Dataset records on visual material:
[start]
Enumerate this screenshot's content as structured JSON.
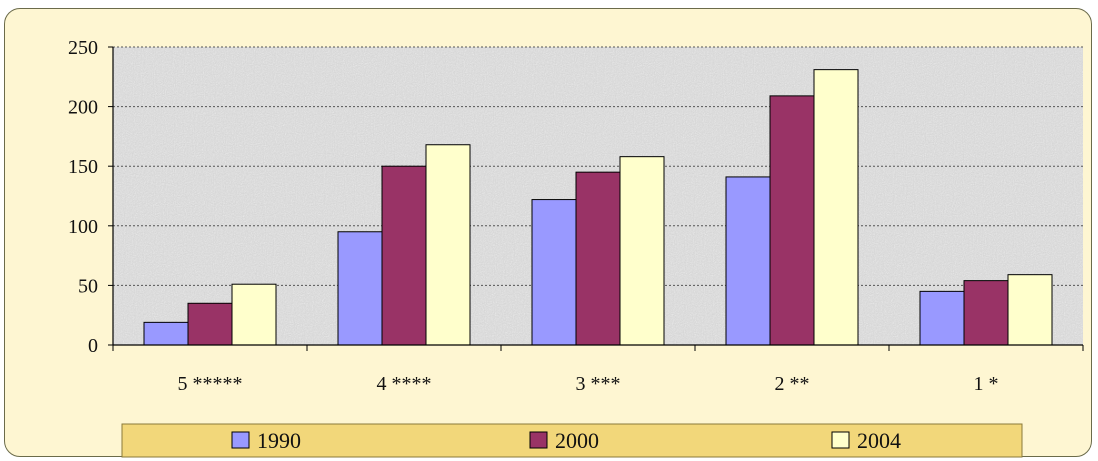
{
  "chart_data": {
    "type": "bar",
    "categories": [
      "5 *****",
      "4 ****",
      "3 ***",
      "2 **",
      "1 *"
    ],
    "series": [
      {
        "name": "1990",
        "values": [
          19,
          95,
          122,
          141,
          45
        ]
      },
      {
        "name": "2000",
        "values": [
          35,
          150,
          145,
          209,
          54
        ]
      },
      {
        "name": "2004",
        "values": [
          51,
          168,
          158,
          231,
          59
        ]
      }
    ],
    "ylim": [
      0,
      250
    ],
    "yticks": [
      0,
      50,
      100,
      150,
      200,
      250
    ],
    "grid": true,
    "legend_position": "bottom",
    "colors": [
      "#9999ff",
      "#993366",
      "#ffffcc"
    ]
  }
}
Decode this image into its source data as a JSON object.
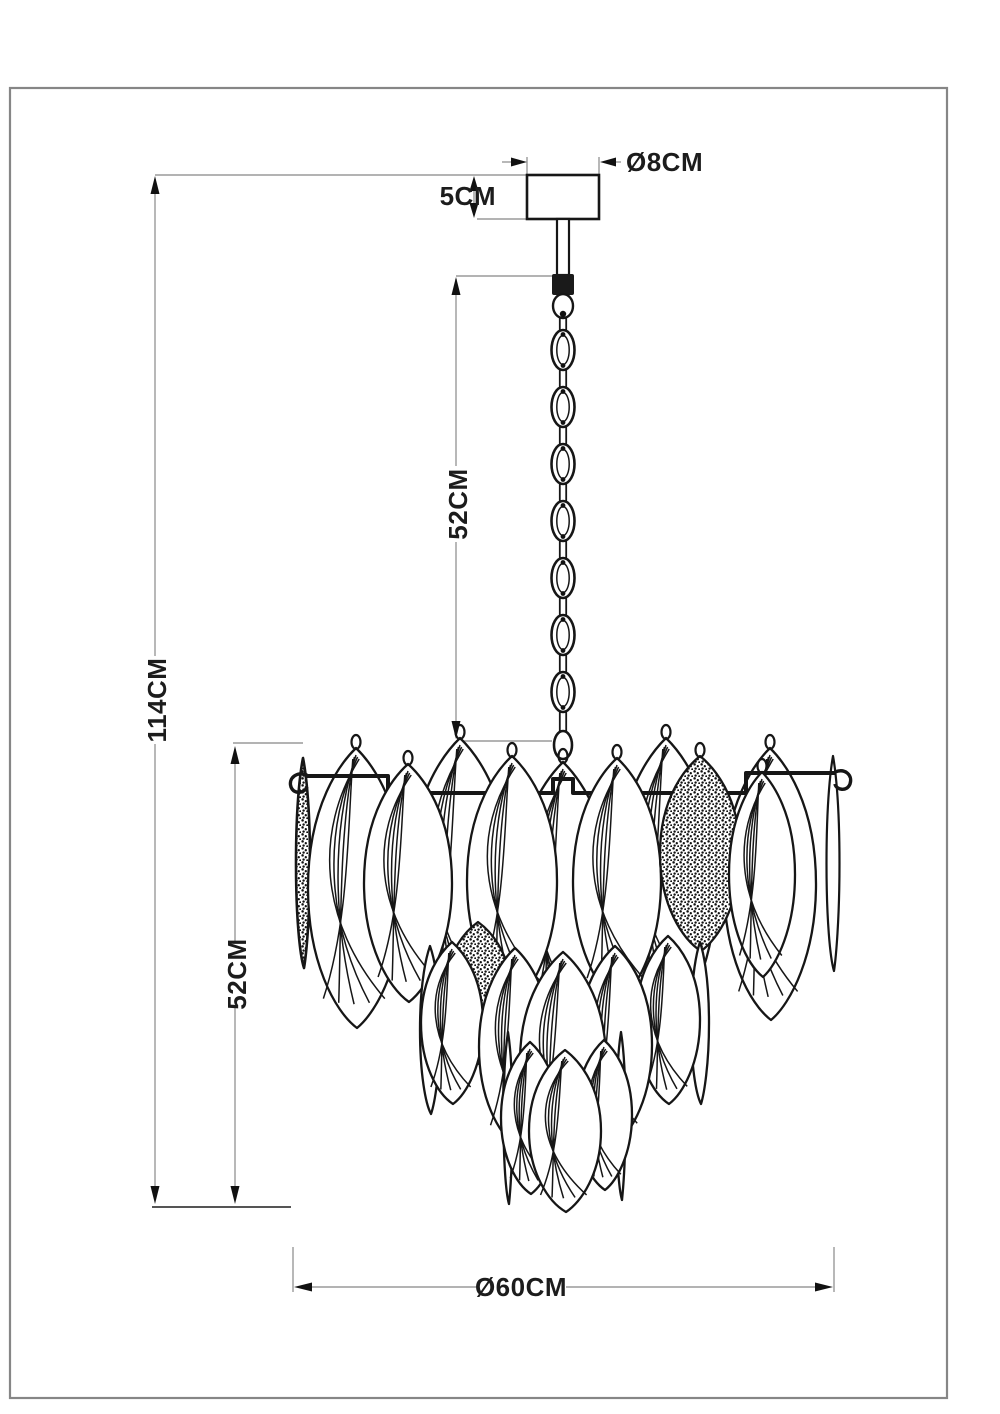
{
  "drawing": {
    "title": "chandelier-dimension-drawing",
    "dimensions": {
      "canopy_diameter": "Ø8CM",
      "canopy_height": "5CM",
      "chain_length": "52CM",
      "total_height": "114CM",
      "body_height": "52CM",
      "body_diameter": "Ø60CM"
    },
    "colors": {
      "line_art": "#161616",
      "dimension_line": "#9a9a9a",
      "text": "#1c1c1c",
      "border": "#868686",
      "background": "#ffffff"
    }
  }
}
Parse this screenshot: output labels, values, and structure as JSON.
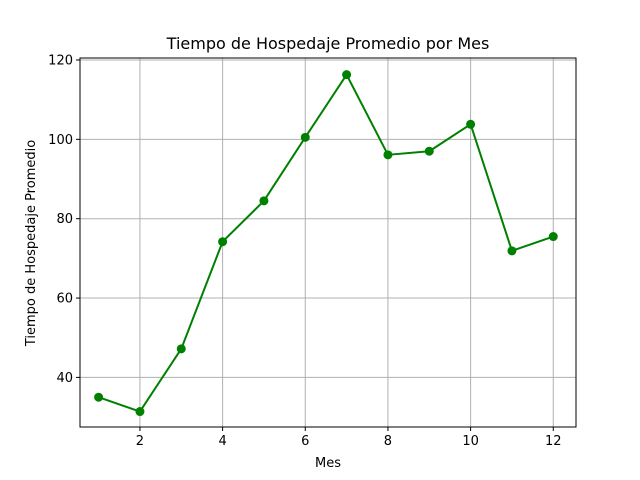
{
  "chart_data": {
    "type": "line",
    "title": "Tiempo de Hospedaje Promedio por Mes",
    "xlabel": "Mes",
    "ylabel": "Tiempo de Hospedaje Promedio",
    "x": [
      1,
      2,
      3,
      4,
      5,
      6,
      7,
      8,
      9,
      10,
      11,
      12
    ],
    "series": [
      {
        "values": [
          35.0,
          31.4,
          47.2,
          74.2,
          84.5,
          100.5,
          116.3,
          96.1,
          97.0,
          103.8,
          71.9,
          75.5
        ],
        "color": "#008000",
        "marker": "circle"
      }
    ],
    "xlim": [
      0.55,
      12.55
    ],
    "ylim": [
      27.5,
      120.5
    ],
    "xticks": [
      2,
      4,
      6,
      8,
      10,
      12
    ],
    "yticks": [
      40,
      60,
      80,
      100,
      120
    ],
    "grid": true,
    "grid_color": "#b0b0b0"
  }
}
[end]
WHAT YOU NEED TO DO:
Leave every image out, and retype the material exactly.

ANSWER:
Enumerate this screenshot's content as structured JSON.
{
  "chart_data": {
    "type": "bar",
    "categories": [
      "5 *****",
      "4 ****",
      "3 ***",
      "2 **",
      "1 *"
    ],
    "series": [
      {
        "name": "1990",
        "values": [
          19,
          95,
          122,
          141,
          45
        ]
      },
      {
        "name": "2000",
        "values": [
          35,
          150,
          145,
          209,
          54
        ]
      },
      {
        "name": "2004",
        "values": [
          51,
          168,
          158,
          231,
          59
        ]
      }
    ],
    "ylim": [
      0,
      250
    ],
    "yticks": [
      0,
      50,
      100,
      150,
      200,
      250
    ],
    "grid": true,
    "legend_position": "bottom",
    "colors": [
      "#9999ff",
      "#993366",
      "#ffffcc"
    ]
  }
}
Decode this image into its source data as a JSON object.
{
  "drawing": {
    "title": "chandelier-dimension-drawing",
    "dimensions": {
      "canopy_diameter": "Ø8CM",
      "canopy_height": "5CM",
      "chain_length": "52CM",
      "total_height": "114CM",
      "body_height": "52CM",
      "body_diameter": "Ø60CM"
    },
    "colors": {
      "line_art": "#161616",
      "dimension_line": "#9a9a9a",
      "text": "#1c1c1c",
      "border": "#868686",
      "background": "#ffffff"
    }
  }
}
Parse this screenshot: output labels, values, and structure as JSON.
{
  "chart_data": {
    "type": "line",
    "title": "Tiempo de Hospedaje Promedio por Mes",
    "xlabel": "Mes",
    "ylabel": "Tiempo de Hospedaje Promedio",
    "x": [
      1,
      2,
      3,
      4,
      5,
      6,
      7,
      8,
      9,
      10,
      11,
      12
    ],
    "series": [
      {
        "values": [
          35.0,
          31.4,
          47.2,
          74.2,
          84.5,
          100.5,
          116.3,
          96.1,
          97.0,
          103.8,
          71.9,
          75.5
        ],
        "color": "#008000",
        "marker": "circle"
      }
    ],
    "xlim": [
      0.55,
      12.55
    ],
    "ylim": [
      27.5,
      120.5
    ],
    "xticks": [
      2,
      4,
      6,
      8,
      10,
      12
    ],
    "yticks": [
      40,
      60,
      80,
      100,
      120
    ],
    "grid": true,
    "grid_color": "#b0b0b0"
  }
}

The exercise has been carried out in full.